=== Task brief ===
Rewrite the listing from the line with "contact-heading: Nous joindre" up to and including the line with "pattern-dot <box>1266 636 1271 642</box>", changing "brand-tagline" to "brand-subtitle" and keeping everything else the same.
● ● ● ● ● ● ●
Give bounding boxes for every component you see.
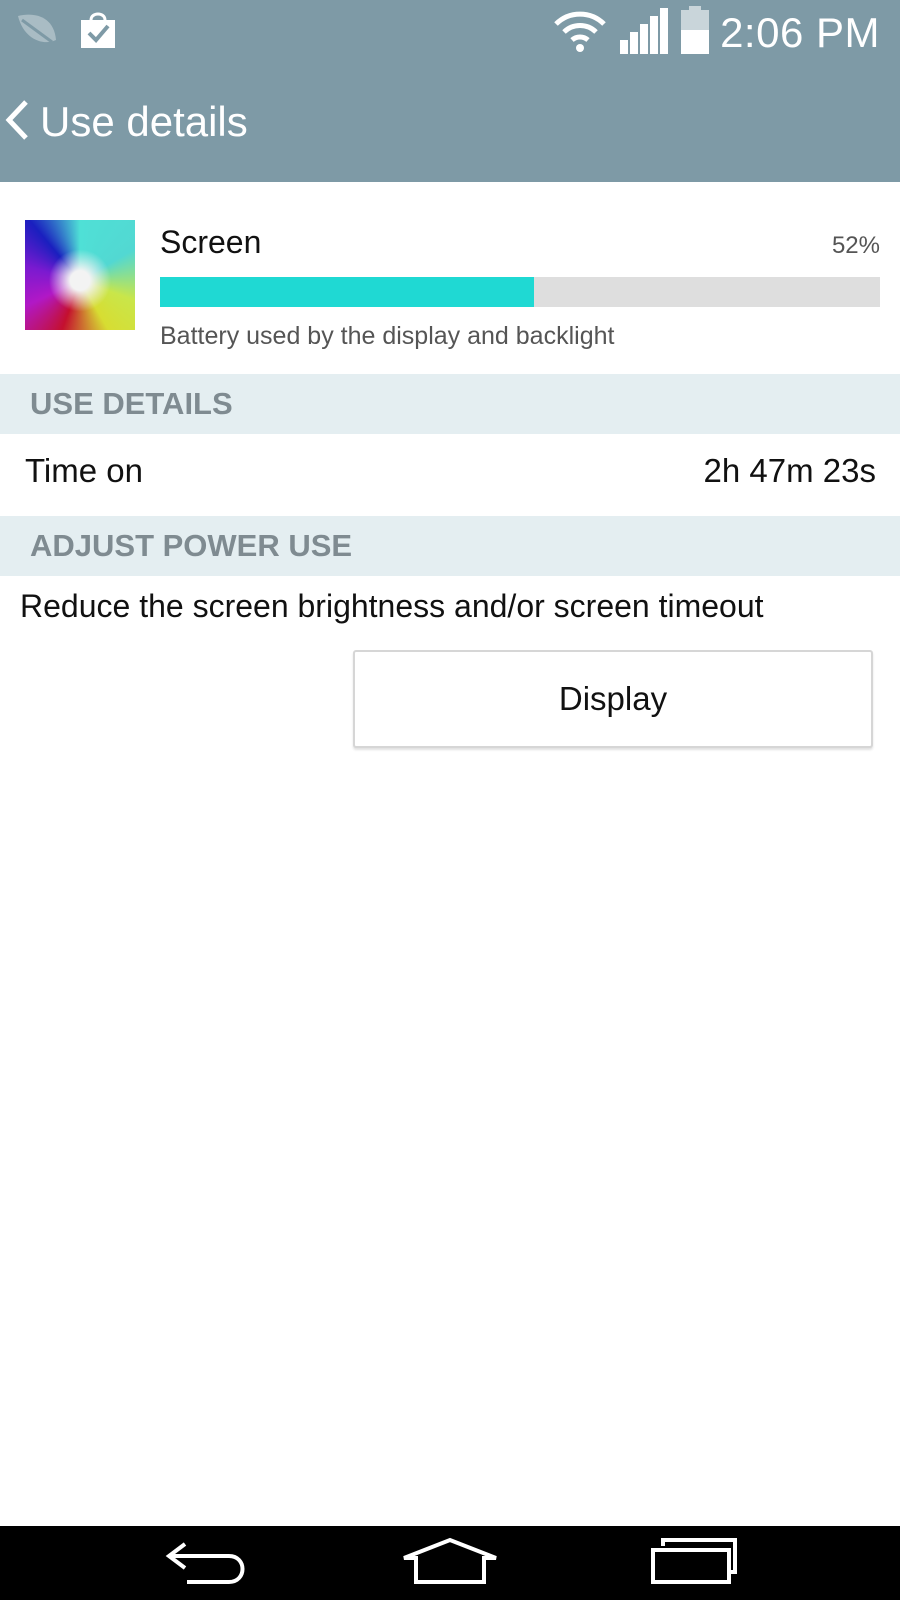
nav-back-button[interactable] xyxy=(138,1526,278,1600)
status-bar-right: 2:06 PM xyxy=(552,6,880,59)
back-button[interactable]: Use details xyxy=(0,62,248,182)
usage-progress-bar xyxy=(160,277,880,307)
leaf-icon xyxy=(14,10,60,55)
page-title[interactable]: Use details xyxy=(40,98,248,146)
section-title: USE DETAILS xyxy=(30,386,233,421)
detail-value: 2h 47m 23s xyxy=(703,452,876,489)
usage-progress-fill xyxy=(160,277,535,307)
section-title: ADJUST POWER USE xyxy=(30,528,353,563)
action-bar: Use details xyxy=(0,62,900,182)
section-header-use-details: USE DETAILS xyxy=(0,374,900,434)
usage-percent: 52% xyxy=(831,232,880,259)
battery-icon xyxy=(680,6,710,59)
wifi-icon xyxy=(552,8,608,57)
adjust-description: Reduce the screen brightness and/or scre… xyxy=(20,588,764,624)
chevron-left-icon[interactable] xyxy=(4,98,30,147)
detail-row-time-on: Time on 2h 47m 23s xyxy=(0,434,900,516)
home-icon[interactable] xyxy=(400,1536,500,1591)
nav-home-button[interactable] xyxy=(380,1526,520,1600)
status-bar: 2:06 PM xyxy=(0,0,900,62)
back-icon[interactable] xyxy=(163,1536,253,1591)
recent-apps-icon[interactable] xyxy=(649,1536,739,1591)
nav-recent-apps-button[interactable] xyxy=(624,1526,764,1600)
section-header-adjust-power: ADJUST POWER USE xyxy=(0,516,900,576)
summary-description: Battery used by the display and backligh… xyxy=(160,322,615,350)
detail-label: Time on xyxy=(25,452,143,489)
usage-summary: Screen 52% Battery used by the display a… xyxy=(0,182,900,374)
shopping-bag-check-icon xyxy=(78,10,118,55)
cellular-signal-icon xyxy=(618,6,670,59)
summary-title: Screen xyxy=(160,224,262,260)
display-settings-button[interactable]: Display xyxy=(353,650,873,748)
status-bar-left xyxy=(14,10,118,55)
status-time: 2:06 PM xyxy=(720,8,880,56)
screen-icon xyxy=(25,220,135,330)
navigation-bar xyxy=(0,1526,900,1600)
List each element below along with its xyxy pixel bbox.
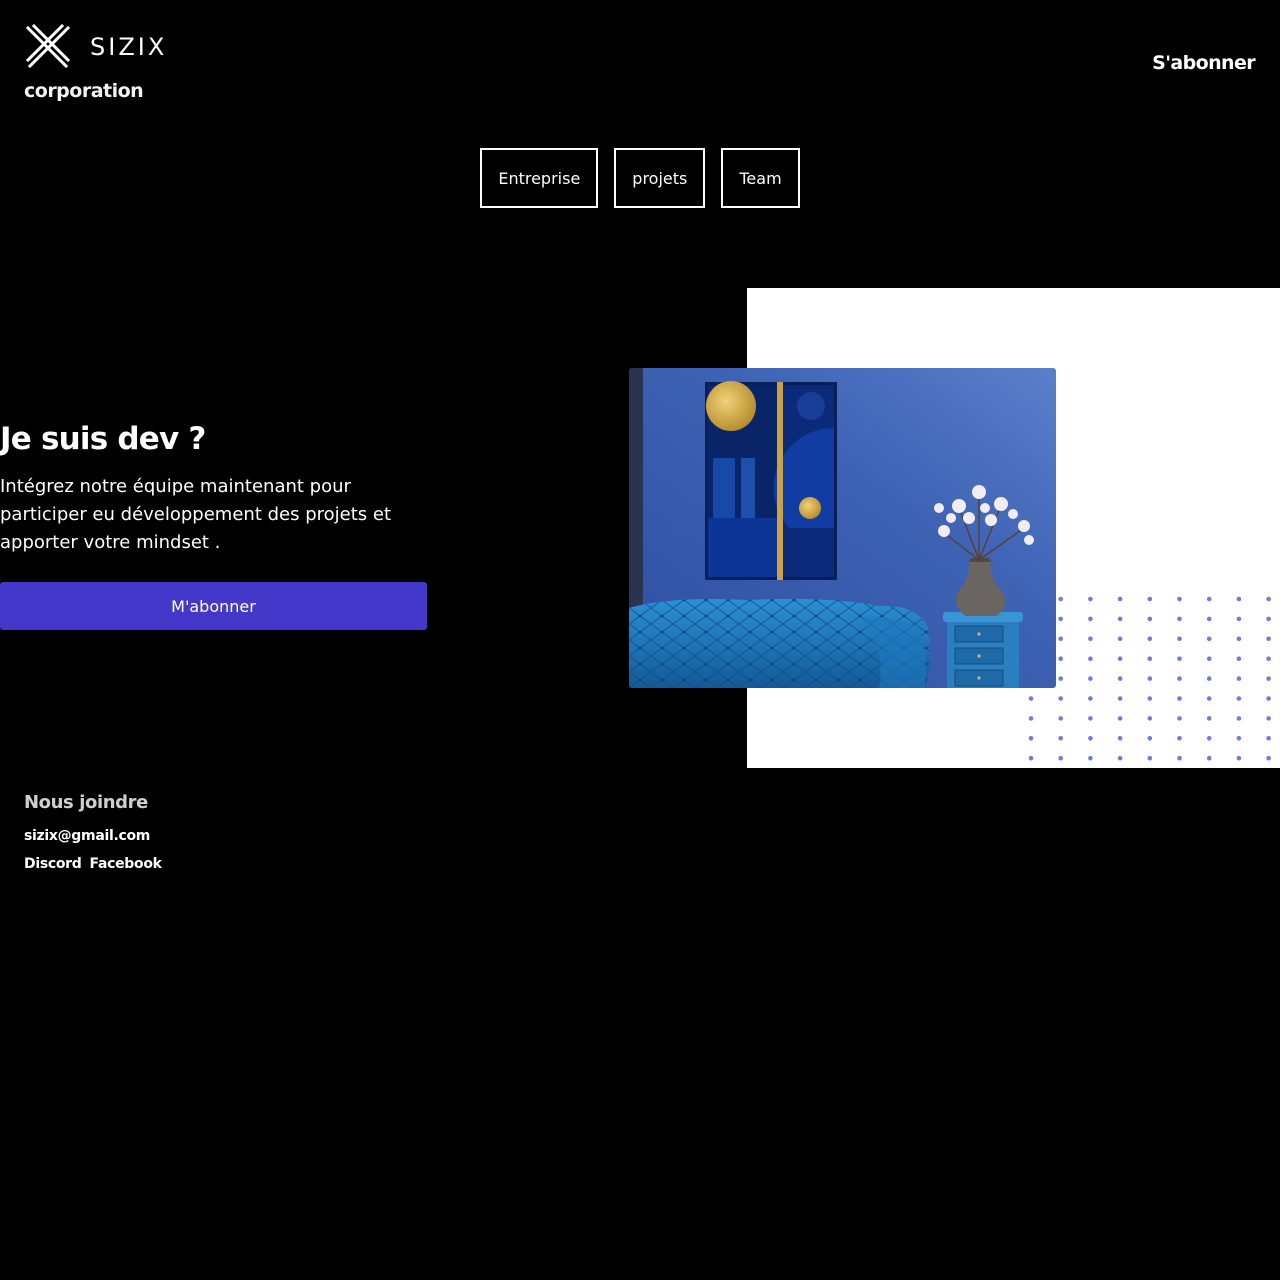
contact-heading: Nous joindre <box>24 792 148 813</box>
pattern-dot <box>1177 596 1182 602</box>
pattern-dot <box>1088 636 1093 642</box>
subscribe-cta-button[interactable]: M'abonner <box>0 582 427 630</box>
subscribe-link[interactable]: S'abonner <box>1152 52 1255 74</box>
page: SIZIX corporation S'abonner Entreprise p… <box>0 0 1280 1280</box>
pattern-dot <box>1206 755 1212 761</box>
pattern-dot <box>1058 656 1063 661</box>
brand-tagline: corporation <box>24 80 144 102</box>
pattern-dot <box>1236 736 1242 741</box>
pattern-dot <box>1206 596 1212 602</box>
pattern-dot <box>1236 716 1242 721</box>
pattern-dot <box>1088 656 1093 661</box>
contact-email-link[interactable]: sizix@gmail.com <box>24 828 150 844</box>
pattern-dot <box>1177 676 1182 681</box>
pattern-dot <box>1266 636 1271 642</box>
pattern-dot <box>1266 616 1271 622</box>
pattern-dot <box>1088 755 1093 761</box>
hero-title: Je suis dev ? <box>0 421 206 457</box>
pattern-dot <box>1147 696 1153 701</box>
pattern-dot <box>1058 755 1063 761</box>
pattern-dot <box>1147 596 1153 602</box>
pattern-dot <box>1177 716 1182 721</box>
hero-description: Intégrez notre équipe maintenant pour pa… <box>0 476 392 553</box>
pattern-dot <box>1236 596 1242 602</box>
pattern-dot <box>1088 616 1093 622</box>
pattern-dot <box>1236 616 1242 622</box>
pattern-dot <box>1117 716 1123 721</box>
discord-link[interactable]: Discord <box>24 856 82 872</box>
pattern-dot <box>1147 636 1153 642</box>
pattern-dot <box>1177 755 1182 761</box>
pattern-dot <box>1206 656 1212 661</box>
pattern-dot <box>1058 676 1063 681</box>
pattern-dot <box>1206 636 1212 642</box>
pattern-dot <box>1147 716 1153 721</box>
pattern-dot <box>1206 696 1212 701</box>
pattern-dot <box>1088 596 1093 602</box>
pattern-dot <box>1058 696 1063 701</box>
pattern-dot <box>1236 676 1242 681</box>
pattern-dot <box>1147 736 1153 741</box>
pattern-dot <box>1117 736 1123 741</box>
pattern-dot <box>1117 676 1123 681</box>
pattern-dot <box>1266 736 1271 741</box>
pattern-dot <box>1028 755 1034 761</box>
pattern-dot <box>1147 656 1153 661</box>
pattern-dot <box>1058 636 1063 642</box>
pattern-dot <box>1088 716 1093 721</box>
pattern-dot <box>1058 736 1063 741</box>
logo[interactable]: SIZIX <box>24 24 167 70</box>
pattern-dot <box>1028 696 1034 701</box>
pattern-dot <box>1088 696 1093 701</box>
pattern-dot <box>1177 736 1182 741</box>
brand-name: SIZIX <box>90 33 168 61</box>
pattern-dot <box>1058 596 1063 602</box>
pattern-dot <box>1088 676 1093 681</box>
pattern-dot <box>1206 736 1212 741</box>
nav-button-projets[interactable]: projets <box>614 148 706 208</box>
pattern-dot <box>1117 696 1123 701</box>
facebook-link[interactable]: Facebook <box>90 856 162 872</box>
pattern-dot <box>1117 616 1123 622</box>
pattern-dot <box>1058 716 1063 721</box>
nav-button-entreprise[interactable]: Entreprise <box>480 148 599 208</box>
pattern-dot <box>1266 755 1271 761</box>
pattern-dot <box>1088 736 1093 741</box>
pattern-dot <box>1028 716 1034 721</box>
pattern-dot <box>1236 696 1242 701</box>
pattern-dot <box>1058 616 1063 622</box>
dot-pattern <box>1028 596 1271 761</box>
pattern-dot <box>1147 616 1153 622</box>
pattern-dot <box>1147 755 1153 761</box>
pattern-dot <box>1117 755 1123 761</box>
pattern-dot <box>1206 676 1212 681</box>
pattern-dot <box>1236 656 1242 661</box>
pattern-dot <box>1177 696 1182 701</box>
main-nav: Entreprise projets Team <box>0 148 1280 208</box>
pattern-dot <box>1206 716 1212 721</box>
pattern-dot <box>1177 616 1182 622</box>
pattern-dot <box>1117 636 1123 642</box>
nav-button-team[interactable]: Team <box>721 148 800 208</box>
sizix-x-logo-icon <box>25 24 71 69</box>
pattern-dot <box>1236 636 1242 642</box>
pattern-dot <box>1236 755 1242 761</box>
pattern-dot <box>1028 736 1034 741</box>
pattern-dot <box>1117 596 1123 602</box>
social-links: Discord Facebook <box>24 856 162 872</box>
pattern-dot <box>1177 636 1182 642</box>
pattern-dot <box>1147 676 1153 681</box>
pattern-dot <box>1177 656 1182 661</box>
pattern-dot <box>1266 596 1271 602</box>
pattern-dot <box>1266 676 1271 681</box>
pattern-dot <box>1206 616 1212 622</box>
pattern-dot <box>1117 656 1123 661</box>
pattern-dot <box>1266 716 1271 721</box>
living-room-blue-sofa-photo <box>629 368 1056 688</box>
pattern-dot <box>1266 696 1271 701</box>
pattern-dot <box>1266 656 1271 661</box>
● ● ● ● ● ● ●
=== Task output ===
contact-heading: Nous joindre <box>24 792 148 813</box>
pattern-dot <box>1177 596 1182 602</box>
pattern-dot <box>1088 636 1093 642</box>
subscribe-cta-button[interactable]: M'abonner <box>0 582 427 630</box>
subscribe-link[interactable]: S'abonner <box>1152 52 1255 74</box>
page: SIZIX corporation S'abonner Entreprise p… <box>0 0 1280 1280</box>
pattern-dot <box>1206 755 1212 761</box>
pattern-dot <box>1058 656 1063 661</box>
brand-subtitle: corporation <box>24 80 144 102</box>
pattern-dot <box>1236 736 1242 741</box>
pattern-dot <box>1206 596 1212 602</box>
pattern-dot <box>1236 716 1242 721</box>
pattern-dot <box>1088 656 1093 661</box>
contact-email-link[interactable]: sizix@gmail.com <box>24 828 150 844</box>
pattern-dot <box>1177 676 1182 681</box>
pattern-dot <box>1266 636 1271 642</box>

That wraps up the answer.